**Problems to work on**
(A) Write out the part of the thesis blog post below that begins at the words "And I have done" and stops after the words "my phone…. check.".
(B) In the thesis blog post below, which digital audio recorder did the writer check out and test?
(C) Continue the thesis blog post below, starting after its last sentence.

**Selected excerpt**
------

Good news!!! My IRB was finally approved! Yesssss! I have several phone interviews scheduled, which is SO EXCITING. I really enjoyed my practice interviews and look forward to talking with COASST volunteers. It feels really good to get my project moving… but I can’t help thinking about all the hard work that’s left to go!
I find it difficult to think of my masters thesis as simply one product that comes out of my graduate education. Sometimes it seems like a giant solitary mountain, filled with large predatory mammals (sorry Smokey, I hate bears!). Now that my IRB has finally been approved, it is daunting to think I’m still at the base of this monolithic monster. On the other hand, I don’t think I could ever get tired of thinking about people’s perceptions of science, and the appropriate role of science in society. My research questions continue to fascinate me, which is a good sign.
And I have done a lot of work preparing and writing, which I hope will make things go smoothly and quickly.
Check out and test the H1 Zoom digital audio recorder…. check.
Test the backup voice recorder app on my phone…. check.
Review interview questions…. check.
Look over transcripts of practice interviews…. check.
Guess I’m ready! Wish me luck!
With IRB approval “just around the corner” (ha!), I’ve been making sure everything is in place so I can hit the ground running once I get the final approval. That means checking back over my selection criteria for potential interviewees. For anyone who doesn’t remember, I’m doing phone interviews with COASST citizen science volunteers to see how they describe science, resource management, and their role in each.
I had originally hoped to do some fancy cluster analyses to group people using the big pile of volunteer survey data I have. How were people answering survey questions? Does it depend on how long people are involved in the program, or how many birds they’ve identified? … Nope. As far as I could tell, there were no patterns relevant to my research interests.
After a lot of digging through the survey data, I felt like I was back at square 1. Shawn asked me, “Based on what you’re interested in, what information would you NEED to be able to sort people?” My interview questions focus on people’s definitions of science and resource management, and their description of their role in COASST, science, and resource management. I expect their responses have a lot to do with their world view, their experience with science, and what they think about the role of science in society. Unfortunately, these questions were not included in the 2012 COASST volunteer survey.

------

**Data shown**
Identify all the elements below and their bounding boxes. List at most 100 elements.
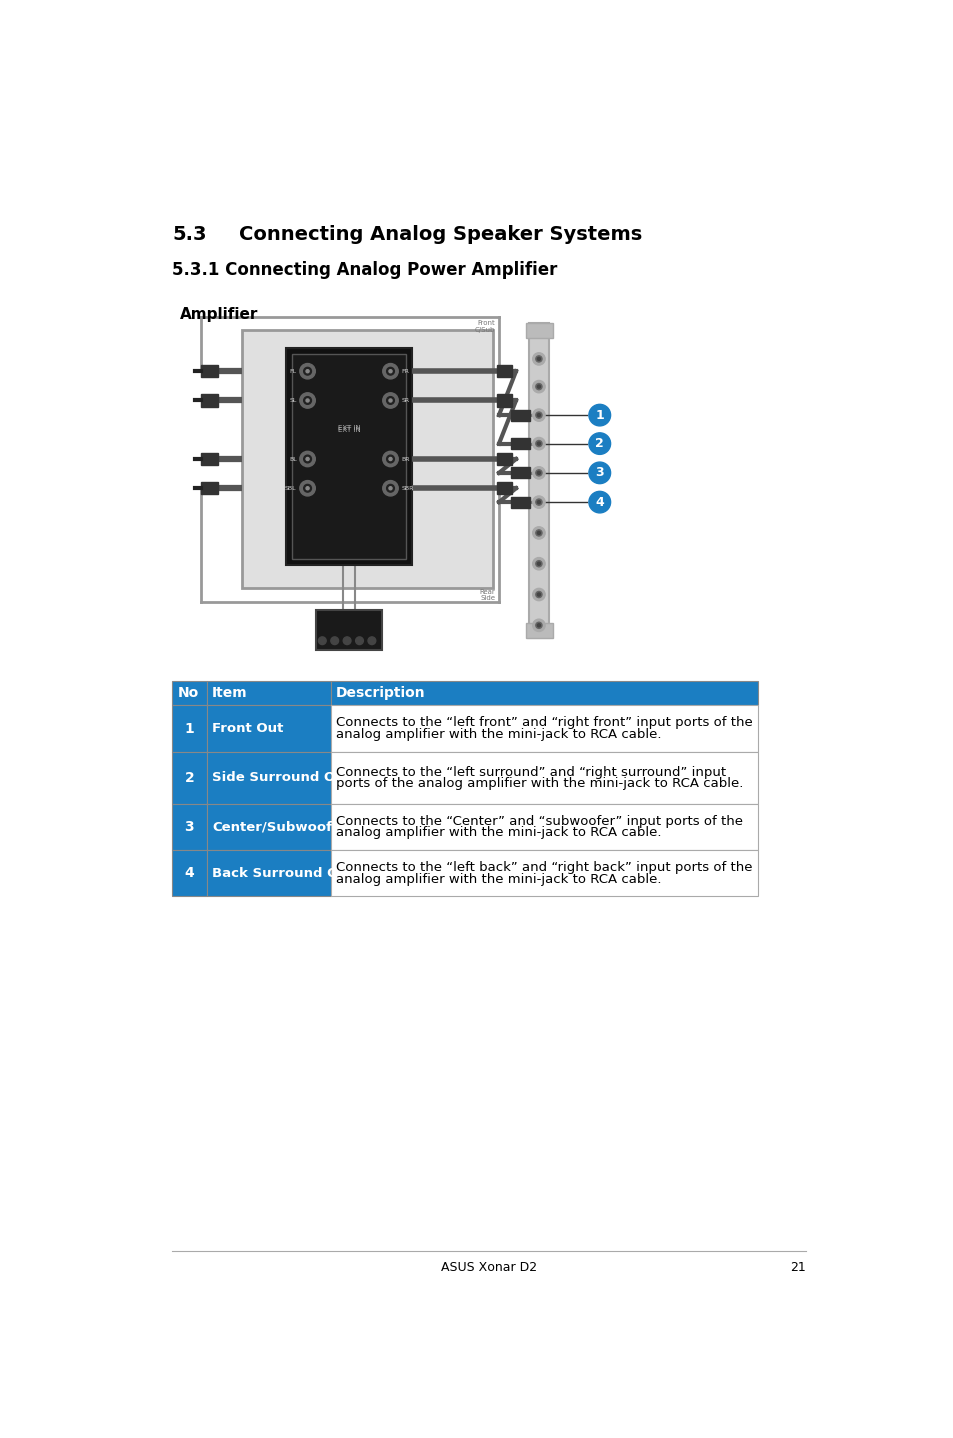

------

**Response list**
(A)
And I have done a lot of work preparing and writing, which I hope will make things go smoothly and quickly.
Check out and test the H1 Zoom digital audio recorder…. check.
Test the backup voice recorder app on my phone…. check.

(B) The H1 Zoom digital audio recorder.

(C)
As so often is the case, what I need and what I have are two different things. When I looked through what I do have, there were several survey questions that are at least somewhat related to my research interest. I’ve struggled with determining which questions are the most relevant. Or I should say, I’ve struggled with making sure I’m not creating arbitrary groupings of volunteers and expecting those to hold through the analysis phase of my project.
This process of selecting interviewees off survey responses makes me excited to create my own surveys in the future! That way I could specifically ask questions to help me create groupings. Until then, I’m trying to make do with what I have!
I recently found myself in a moment of panic. I was visiting Austin, TX and had arranged to meet with an education director at a science museum. I plan to move to Austin after I graduate, and wanted to get a feel for potential employment opportunities. It wasn’t an interview, and we weren’t meeting to discuss a specific position, but I still felt unprepared. The night before my meeting, I sent out a panicked email to the FCL lab group titled, “What should I ask the museum lady???” To their credit, this amazing group of people immediately sent me responses with thoughtful questions to ask.
Talking with the group once I returned to Corvallis, we thought it might be handy to have a “back pocket” list of questions to ask your interviewer when you go interview for a position. Here’s what we have to start, any other suggestions?
Let me know. Katie W.
- What direction do you see the museum and the (education, etc.) department heading in the next 3-5 years?
- Are there any new initiatives or plans for expanding?
- Does the program have guaranteed long-term support?
- What is the education or teaching philosophy of this museum/department?
- Where do you see yourself as an educator in 3-5 years, is this a place you feel would support your goals and future plans? (getting at if they are stuck in the same habits or willing to change)
- Are there opportunities for professional development? What are those like?
- Do you have anyone that does research and evaluation? If so, what kinds of things have they been working on lately? If not, is the museum supportive of employees doing research and evaluation to improve programming?
- Can you tell me more about the visitor demographics?
- Do you host school groups? Are there they have special classes for those groups? Who is in charge of writing the programs, leading the classes, etc.?
- How does the museum handle adult/child interactions? (Such as parents to kids – do they see them as separate audiences?)
- How does the museum train their volunteers?
- What kinds of partnerships does this museum have with other museums or scientists in the area, or with the university?
- Can you give me some examples of interdisciplinary projects that happen here?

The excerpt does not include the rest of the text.